SHORT PROBLEM: Write out every line of the material as it stands, apart from the pictures.
[START OF PROVIDED RECORDS]
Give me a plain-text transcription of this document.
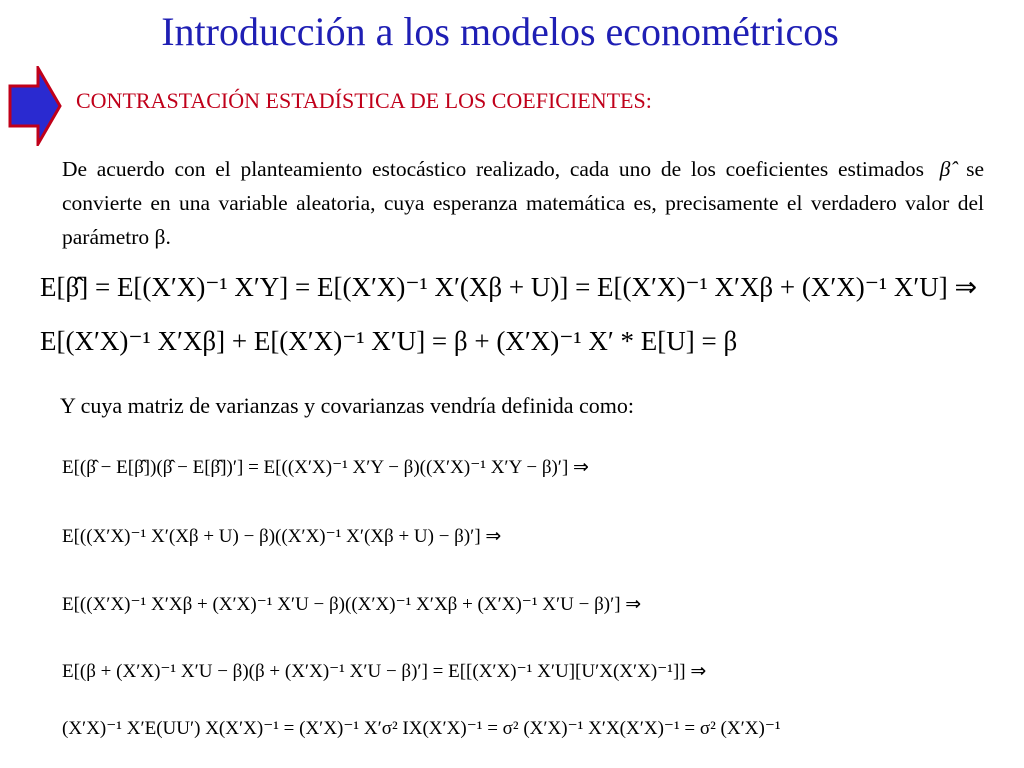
Introducción a los modelos econométricos
CONTRASTACIÓN ESTADÍSTICA DE LOS COEFICIENTES:
De acuerdo con el planteamiento estocástico realizado, cada uno de los coeficientes estimados β̂ se convierte en una variable aleatoria, cuya esperanza matemática es, precisamente el verdadero valor del parámetro β.
E[β̂] = E[(X′X)⁻¹ X′Y] = E[(X′X)⁻¹ X′(Xβ + U)] = E[(X′X)⁻¹ X′Xβ + (X′X)⁻¹ X′U] ⇒
E[(X′X)⁻¹ X′Xβ] + E[(X′X)⁻¹ X′U] = β + (X′X)⁻¹ X′ * E[U] = β
Y cuya matriz de varianzas y covarianzas vendría definida como:
E[(β̂ − E[β̂])(β̂ − E[β̂])′] = E[((X′X)⁻¹ X′Y − β)((X′X)⁻¹ X′Y − β)′] ⇒
E[((X′X)⁻¹ X′(Xβ + U) − β)((X′X)⁻¹ X′(Xβ + U) − β)′] ⇒
E[((X′X)⁻¹ X′Xβ + (X′X)⁻¹ X′U − β)((X′X)⁻¹ X′Xβ + (X′X)⁻¹ X′U − β)′] ⇒
E[(β + (X′X)⁻¹ X′U − β)(β + (X′X)⁻¹ X′U − β)′] = E[[(X′X)⁻¹ X′U][U′X(X′X)⁻¹]] ⇒
(X′X)⁻¹ X′E(UU′) X(X′X)⁻¹ = (X′X)⁻¹ X′σ² IX(X′X)⁻¹ = σ² (X′X)⁻¹ X′X(X′X)⁻¹ = σ² (X′X)⁻¹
[END OF PROVIDED RECORDS]
TASK RESULT:
Give me a plain-text transcription of this document.
Introducción a los modelos econométricos
CONTRASTACIÓN ESTADÍSTICA DE LOS COEFICIENTES:
De acuerdo con el planteamiento estocástico realizado, cada uno de los coeficientes estimados β̂ se convierte en una variable aleatoria, cuya esperanza matemática es, precisamente el verdadero valor del parámetro β.
E[β̂] = E[(X′X)⁻¹ X′Y] = E[(X′X)⁻¹ X′(Xβ + U)] = E[(X′X)⁻¹ X′Xβ + (X′X)⁻¹ X′U] ⇒
E[(X′X)⁻¹ X′Xβ] + E[(X′X)⁻¹ X′U] = β + (X′X)⁻¹ X′ * E[U] = β
Y cuya matriz de varianzas y covarianzas vendría definida como:
E[(β̂ − E[β̂])(β̂ − E[β̂])′] = E[((X′X)⁻¹ X′Y − β)((X′X)⁻¹ X′Y − β)′] ⇒
E[((X′X)⁻¹ X′(Xβ + U) − β)((X′X)⁻¹ X′(Xβ + U) − β)′] ⇒
E[((X′X)⁻¹ X′Xβ + (X′X)⁻¹ X′U − β)((X′X)⁻¹ X′Xβ + (X′X)⁻¹ X′U − β)′] ⇒
E[(β + (X′X)⁻¹ X′U − β)(β + (X′X)⁻¹ X′U − β)′] = E[[(X′X)⁻¹ X′U][U′X(X′X)⁻¹]] ⇒
(X′X)⁻¹ X′E(UU′) X(X′X)⁻¹ = (X′X)⁻¹ X′σ² IX(X′X)⁻¹ = σ² (X′X)⁻¹ X′X(X′X)⁻¹ = σ² (X′X)⁻¹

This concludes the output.